STATED TASK: Extract each line containing the string "left".
>>>>>
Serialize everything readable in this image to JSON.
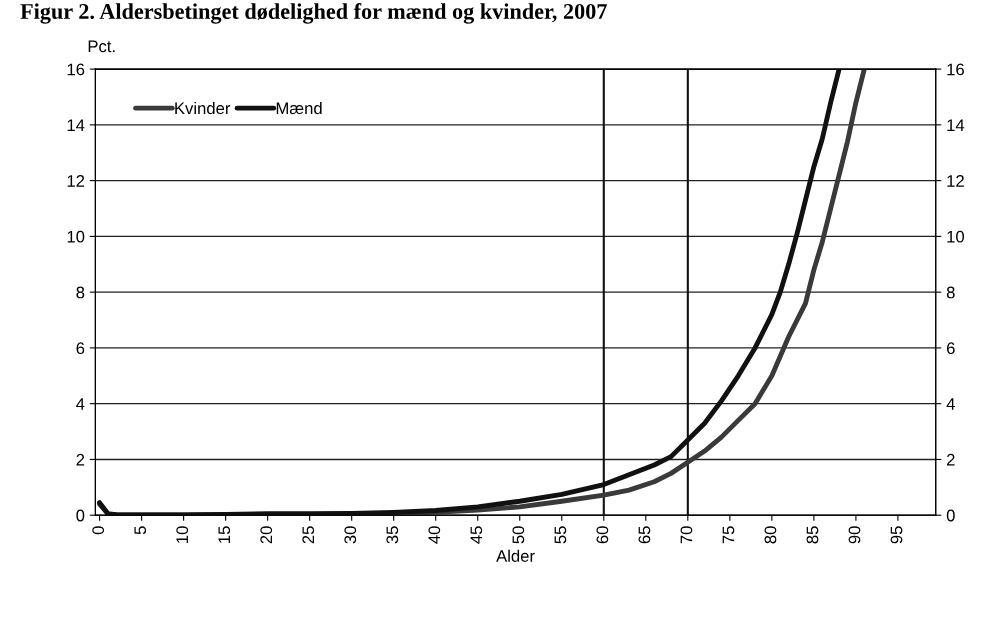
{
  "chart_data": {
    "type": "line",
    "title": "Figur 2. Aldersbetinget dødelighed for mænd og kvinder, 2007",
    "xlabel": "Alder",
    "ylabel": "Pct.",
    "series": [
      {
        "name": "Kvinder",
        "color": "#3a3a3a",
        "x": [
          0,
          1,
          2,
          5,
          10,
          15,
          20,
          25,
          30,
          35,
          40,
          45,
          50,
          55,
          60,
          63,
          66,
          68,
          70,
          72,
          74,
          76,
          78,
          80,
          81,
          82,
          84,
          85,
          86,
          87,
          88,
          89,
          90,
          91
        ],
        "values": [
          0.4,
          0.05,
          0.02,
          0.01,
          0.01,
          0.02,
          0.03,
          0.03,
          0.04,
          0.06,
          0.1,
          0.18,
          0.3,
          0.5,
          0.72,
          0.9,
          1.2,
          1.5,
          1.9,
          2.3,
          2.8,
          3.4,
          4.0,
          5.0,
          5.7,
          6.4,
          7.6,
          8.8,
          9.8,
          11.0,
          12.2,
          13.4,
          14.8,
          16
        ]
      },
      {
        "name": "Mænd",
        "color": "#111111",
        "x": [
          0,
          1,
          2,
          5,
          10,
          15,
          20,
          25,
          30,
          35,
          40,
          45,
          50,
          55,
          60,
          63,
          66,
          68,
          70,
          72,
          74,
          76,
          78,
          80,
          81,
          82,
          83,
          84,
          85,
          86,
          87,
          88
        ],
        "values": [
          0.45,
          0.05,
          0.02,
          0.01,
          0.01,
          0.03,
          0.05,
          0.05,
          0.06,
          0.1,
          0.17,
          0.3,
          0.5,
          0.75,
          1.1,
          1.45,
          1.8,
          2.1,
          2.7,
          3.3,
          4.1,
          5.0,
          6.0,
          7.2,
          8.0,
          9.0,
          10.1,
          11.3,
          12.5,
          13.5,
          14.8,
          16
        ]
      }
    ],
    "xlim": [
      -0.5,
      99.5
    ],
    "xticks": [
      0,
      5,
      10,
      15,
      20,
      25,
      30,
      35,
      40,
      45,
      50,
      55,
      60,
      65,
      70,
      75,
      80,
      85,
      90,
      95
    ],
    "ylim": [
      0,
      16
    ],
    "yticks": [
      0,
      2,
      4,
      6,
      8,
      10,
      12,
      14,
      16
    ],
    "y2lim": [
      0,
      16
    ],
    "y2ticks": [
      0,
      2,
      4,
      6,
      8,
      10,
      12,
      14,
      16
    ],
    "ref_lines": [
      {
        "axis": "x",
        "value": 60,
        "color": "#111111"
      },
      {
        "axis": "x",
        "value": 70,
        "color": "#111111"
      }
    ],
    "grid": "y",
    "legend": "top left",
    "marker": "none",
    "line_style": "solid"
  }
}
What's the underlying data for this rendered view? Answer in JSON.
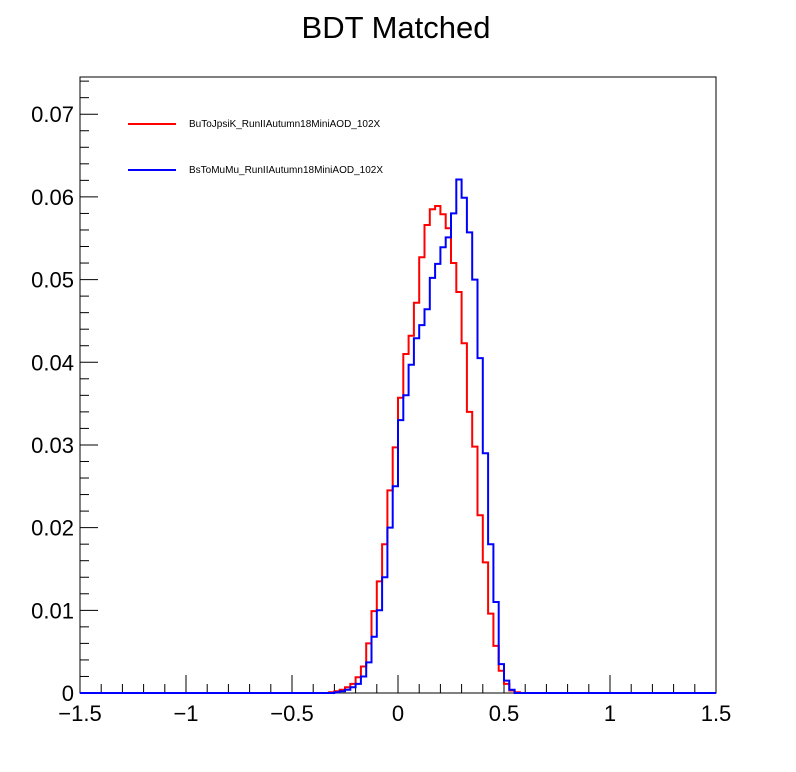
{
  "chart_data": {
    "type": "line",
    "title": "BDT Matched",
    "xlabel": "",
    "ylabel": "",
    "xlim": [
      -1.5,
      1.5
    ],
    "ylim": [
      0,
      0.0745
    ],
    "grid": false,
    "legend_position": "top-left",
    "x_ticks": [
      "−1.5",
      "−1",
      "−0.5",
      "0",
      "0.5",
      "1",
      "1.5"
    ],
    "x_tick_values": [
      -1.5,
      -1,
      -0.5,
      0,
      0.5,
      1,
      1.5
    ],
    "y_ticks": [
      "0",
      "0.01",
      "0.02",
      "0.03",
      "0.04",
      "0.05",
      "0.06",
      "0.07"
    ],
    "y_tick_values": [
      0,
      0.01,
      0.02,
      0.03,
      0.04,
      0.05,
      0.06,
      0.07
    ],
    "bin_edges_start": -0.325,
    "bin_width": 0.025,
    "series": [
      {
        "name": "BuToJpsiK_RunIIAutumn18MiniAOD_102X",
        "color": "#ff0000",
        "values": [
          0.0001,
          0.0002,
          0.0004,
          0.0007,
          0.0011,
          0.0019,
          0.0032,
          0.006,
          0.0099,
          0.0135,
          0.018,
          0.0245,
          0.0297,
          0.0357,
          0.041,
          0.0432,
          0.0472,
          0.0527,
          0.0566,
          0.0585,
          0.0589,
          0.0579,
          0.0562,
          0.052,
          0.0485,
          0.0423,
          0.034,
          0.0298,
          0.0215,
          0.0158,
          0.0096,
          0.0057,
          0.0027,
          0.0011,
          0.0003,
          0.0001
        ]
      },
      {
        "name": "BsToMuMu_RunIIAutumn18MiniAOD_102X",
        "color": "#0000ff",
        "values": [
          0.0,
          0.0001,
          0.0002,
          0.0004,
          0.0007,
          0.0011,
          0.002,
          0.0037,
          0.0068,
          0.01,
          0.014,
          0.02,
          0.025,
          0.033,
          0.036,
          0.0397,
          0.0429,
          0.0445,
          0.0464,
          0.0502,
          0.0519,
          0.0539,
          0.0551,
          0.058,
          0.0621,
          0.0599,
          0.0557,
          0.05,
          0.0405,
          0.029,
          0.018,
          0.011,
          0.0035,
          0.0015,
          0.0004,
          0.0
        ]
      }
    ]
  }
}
<<<<<
THE ANSWER:
    "legend": "top left",
    "legend_position": "top-left",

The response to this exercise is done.